- Your instructions:
With the line containing "OCR this image." as the first line and the last line of the records as the final one, reproduce that range exactly.

- Records shown:
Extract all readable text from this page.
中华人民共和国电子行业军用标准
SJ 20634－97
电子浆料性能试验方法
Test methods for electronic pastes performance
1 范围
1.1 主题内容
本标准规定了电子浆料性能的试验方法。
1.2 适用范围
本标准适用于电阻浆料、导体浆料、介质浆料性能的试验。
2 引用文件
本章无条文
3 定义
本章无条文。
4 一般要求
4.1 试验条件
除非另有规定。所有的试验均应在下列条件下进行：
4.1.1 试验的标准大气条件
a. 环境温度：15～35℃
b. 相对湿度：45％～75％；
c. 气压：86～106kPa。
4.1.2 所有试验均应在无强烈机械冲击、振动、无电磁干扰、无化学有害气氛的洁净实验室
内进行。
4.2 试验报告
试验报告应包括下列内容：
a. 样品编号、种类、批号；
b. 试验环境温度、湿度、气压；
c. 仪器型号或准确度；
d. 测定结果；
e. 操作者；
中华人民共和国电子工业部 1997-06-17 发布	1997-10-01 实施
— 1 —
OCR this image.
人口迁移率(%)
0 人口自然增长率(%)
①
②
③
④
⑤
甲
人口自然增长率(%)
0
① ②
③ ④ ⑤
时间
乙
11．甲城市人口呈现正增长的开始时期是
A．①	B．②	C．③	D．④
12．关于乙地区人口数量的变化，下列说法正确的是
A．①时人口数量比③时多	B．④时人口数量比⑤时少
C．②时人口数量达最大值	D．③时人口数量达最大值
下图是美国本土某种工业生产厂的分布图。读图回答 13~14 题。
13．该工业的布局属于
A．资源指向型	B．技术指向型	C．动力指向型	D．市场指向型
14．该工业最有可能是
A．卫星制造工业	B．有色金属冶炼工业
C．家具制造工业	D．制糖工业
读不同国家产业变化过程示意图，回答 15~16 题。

- Written response:
OCR this image.
人口迁移率(%)
0 人口自然增长率(%)
①
②
③
④
⑤
甲
人口自然增长率(%)
0
① ②
③ ④ ⑤
时间
乙
11．甲城市人口呈现正增长的开始时期是
A．①	B．②	C．③	D．④
12．关于乙地区人口数量的变化，下列说法正确的是
A．①时人口数量比③时多	B．④时人口数量比⑤时少
C．②时人口数量达最大值	D．③时人口数量达最大值
下图是美国本土某种工业生产厂的分布图。读图回答 13~14 题。
13．该工业的布局属于
A．资源指向型	B．技术指向型	C．动力指向型	D．市场指向型
14．该工业最有可能是
A．卫星制造工业	B．有色金属冶炼工业
C．家具制造工业	D．制糖工业
读不同国家产业变化过程示意图，回答 15~16 题。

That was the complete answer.